EXERCISE. Show each line from the listing that includes the word "ylabel".

INFORMATION GIVEN.
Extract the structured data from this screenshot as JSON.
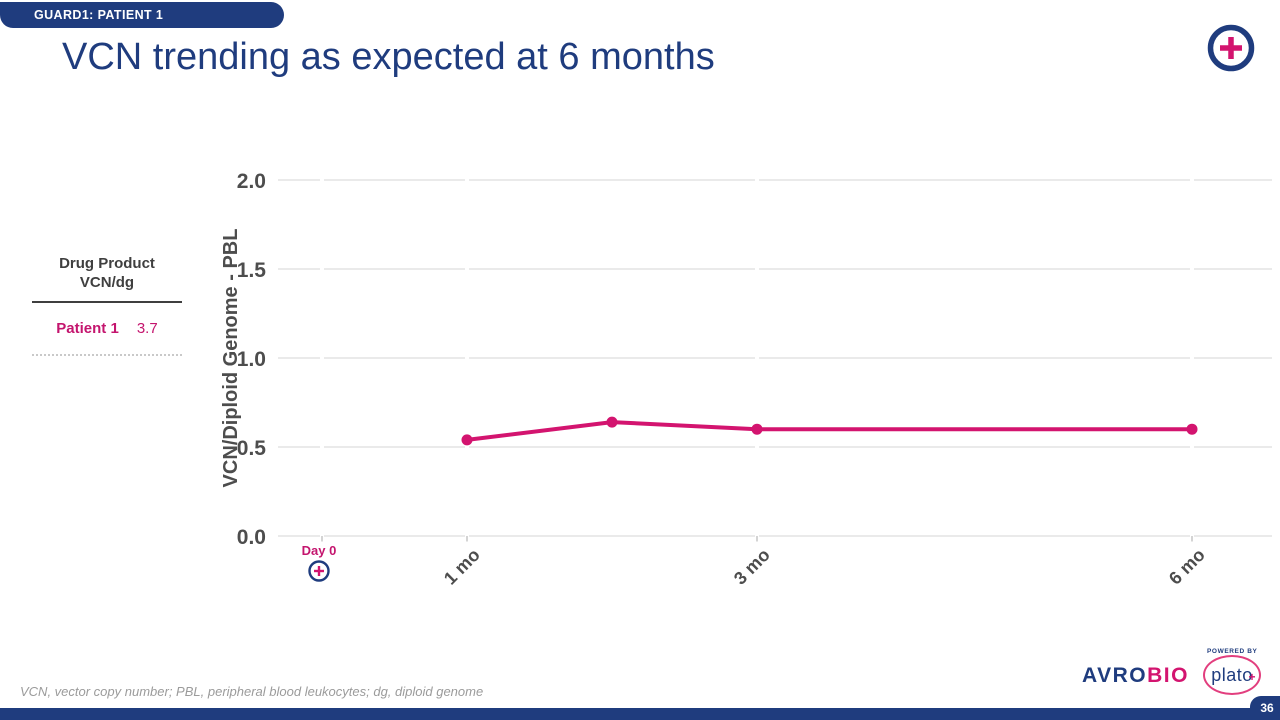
{
  "slide": {
    "badge": "GUARD1: PATIENT 1",
    "title": "VCN trending as expected at 6 months",
    "footnote": "VCN, vector copy number; PBL, peripheral blood leukocytes; dg, diploid genome",
    "page_number": "36"
  },
  "colors": {
    "navy": "#1F3C7E",
    "magenta": "#D3146F",
    "axis_text": "#4D4D4D",
    "gridline": "#E3E3E3"
  },
  "side_table": {
    "header_line1": "Drug Product",
    "header_line2": "VCN/dg",
    "rows": [
      {
        "label": "Patient 1",
        "value": "3.7"
      }
    ]
  },
  "logo": {
    "brand_prefix": "AVRO",
    "brand_suffix": "BIO",
    "powered_by": "POWERED BY",
    "product": "plato",
    "plato_plus": "+"
  },
  "icons": {
    "header_plus_circle": "plus-in-circle",
    "day0_plus_circle": "plus-in-circle"
  },
  "chart_data": {
    "type": "line",
    "title": "",
    "xlabel": "",
    "ylabel": "VCN/Diploid Genome - PBL",
    "ylim": [
      0,
      2.0
    ],
    "yticks": [
      0.0,
      0.5,
      1.0,
      1.5,
      2.0
    ],
    "x_unit": "months",
    "grid": true,
    "xticks": [
      {
        "pos": 0,
        "label": "Day 0"
      },
      {
        "pos": 1,
        "label": "1 mo"
      },
      {
        "pos": 3,
        "label": "3 mo"
      },
      {
        "pos": 6,
        "label": "6 mo"
      }
    ],
    "series": [
      {
        "name": "Patient 1 PBL VCN",
        "x": [
          1,
          2,
          3,
          6
        ],
        "values": [
          0.54,
          0.64,
          0.6,
          0.6
        ],
        "color": "#D3146F"
      }
    ]
  }
}
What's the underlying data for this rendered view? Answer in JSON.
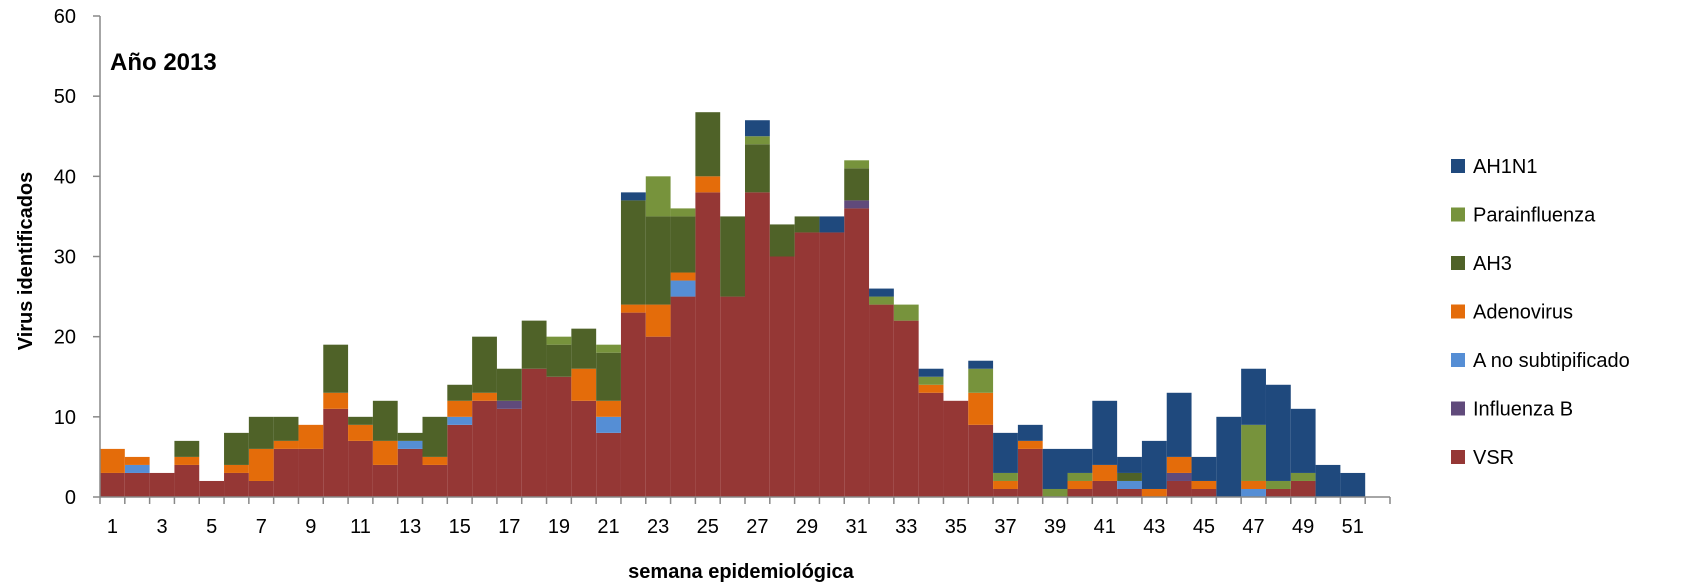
{
  "chart_data": {
    "type": "bar",
    "stacked": true,
    "title": "Año 2013",
    "xlabel": "semana epidemiológica",
    "ylabel": "Virus identificados",
    "ylim": [
      0,
      60
    ],
    "y_ticks": [
      "0",
      "10",
      "20",
      "30",
      "40",
      "50",
      "60"
    ],
    "x_tick_labels": [
      "1",
      "3",
      "5",
      "7",
      "9",
      "11",
      "13",
      "15",
      "17",
      "19",
      "21",
      "23",
      "25",
      "27",
      "29",
      "31",
      "33",
      "35",
      "37",
      "39",
      "41",
      "43",
      "45",
      "47",
      "49",
      "51"
    ],
    "grid": false,
    "legend_position": "right",
    "categories": [
      "1",
      "2",
      "3",
      "4",
      "5",
      "6",
      "7",
      "8",
      "9",
      "10",
      "11",
      "12",
      "13",
      "14",
      "15",
      "16",
      "17",
      "18",
      "19",
      "20",
      "21",
      "22",
      "23",
      "24",
      "25",
      "26",
      "27",
      "28",
      "29",
      "30",
      "31",
      "32",
      "33",
      "34",
      "35",
      "36",
      "37",
      "38",
      "39",
      "40",
      "41",
      "42",
      "43",
      "44",
      "45",
      "46",
      "47",
      "48",
      "49",
      "50",
      "51",
      "52"
    ],
    "series": [
      {
        "name": "VSR",
        "color": "#953735",
        "values": [
          3,
          3,
          3,
          4,
          2,
          3,
          2,
          6,
          6,
          11,
          7,
          4,
          6,
          4,
          9,
          12,
          11,
          16,
          15,
          12,
          8,
          23,
          20,
          25,
          38,
          25,
          38,
          30,
          33,
          33,
          36,
          24,
          22,
          13,
          12,
          9,
          1,
          6,
          0,
          1,
          2,
          1,
          0,
          2,
          1,
          0,
          0,
          1,
          2,
          0,
          0,
          0
        ]
      },
      {
        "name": "Influenza B",
        "color": "#604a7b",
        "values": [
          0,
          0,
          0,
          0,
          0,
          0,
          0,
          0,
          0,
          0,
          0,
          0,
          0,
          0,
          0,
          0,
          1,
          0,
          0,
          0,
          0,
          0,
          0,
          0,
          0,
          0,
          0,
          0,
          0,
          0,
          1,
          0,
          0,
          0,
          0,
          0,
          0,
          0,
          0,
          0,
          0,
          0,
          0,
          1,
          0,
          0,
          0,
          0,
          0,
          0,
          0,
          0
        ]
      },
      {
        "name": "A no subtipificado",
        "color": "#558ed5",
        "values": [
          0,
          1,
          0,
          0,
          0,
          0,
          0,
          0,
          0,
          0,
          0,
          0,
          1,
          0,
          1,
          0,
          0,
          0,
          0,
          0,
          2,
          0,
          0,
          2,
          0,
          0,
          0,
          0,
          0,
          0,
          0,
          0,
          0,
          0,
          0,
          0,
          0,
          0,
          0,
          0,
          0,
          1,
          0,
          0,
          0,
          0,
          1,
          0,
          0,
          0,
          0,
          0
        ]
      },
      {
        "name": "Adenovirus",
        "color": "#e46c0a",
        "values": [
          3,
          1,
          0,
          1,
          0,
          1,
          4,
          1,
          3,
          2,
          2,
          3,
          0,
          1,
          2,
          1,
          0,
          0,
          0,
          4,
          2,
          1,
          4,
          1,
          2,
          0,
          0,
          0,
          0,
          0,
          0,
          0,
          0,
          1,
          0,
          4,
          1,
          1,
          0,
          1,
          2,
          0,
          1,
          2,
          1,
          0,
          1,
          0,
          0,
          0,
          0,
          0
        ]
      },
      {
        "name": "AH3",
        "color": "#4f6228",
        "values": [
          0,
          0,
          0,
          2,
          0,
          4,
          4,
          3,
          0,
          6,
          1,
          5,
          1,
          5,
          2,
          7,
          4,
          6,
          4,
          5,
          6,
          13,
          11,
          7,
          8,
          10,
          6,
          4,
          2,
          0,
          4,
          0,
          0,
          0,
          0,
          0,
          0,
          0,
          0,
          0,
          0,
          1,
          0,
          0,
          0,
          0,
          0,
          0,
          0,
          0,
          0,
          0
        ]
      },
      {
        "name": "Parainfluenza",
        "color": "#77933c",
        "values": [
          0,
          0,
          0,
          0,
          0,
          0,
          0,
          0,
          0,
          0,
          0,
          0,
          0,
          0,
          0,
          0,
          0,
          0,
          1,
          0,
          1,
          0,
          5,
          1,
          0,
          0,
          1,
          0,
          0,
          0,
          1,
          1,
          2,
          1,
          0,
          3,
          1,
          0,
          1,
          1,
          0,
          0,
          0,
          0,
          0,
          0,
          7,
          1,
          1,
          0,
          0,
          0
        ]
      },
      {
        "name": "AH1N1",
        "color": "#1f497d",
        "values": [
          0,
          0,
          0,
          0,
          0,
          0,
          0,
          0,
          0,
          0,
          0,
          0,
          0,
          0,
          0,
          0,
          0,
          0,
          0,
          0,
          0,
          1,
          0,
          0,
          0,
          0,
          2,
          0,
          0,
          2,
          0,
          1,
          0,
          1,
          0,
          1,
          5,
          2,
          5,
          3,
          8,
          2,
          6,
          8,
          3,
          10,
          7,
          12,
          8,
          4,
          3,
          0
        ]
      }
    ],
    "legend_order": [
      "AH1N1",
      "Parainfluenza",
      "AH3",
      "Adenovirus",
      "A no subtipificado",
      "Influenza B",
      "VSR"
    ]
  }
}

THE ANSWER.
    "ylabel": "VCN/Diploid Genome - PBL",
    "ylabel": "Virus identificados",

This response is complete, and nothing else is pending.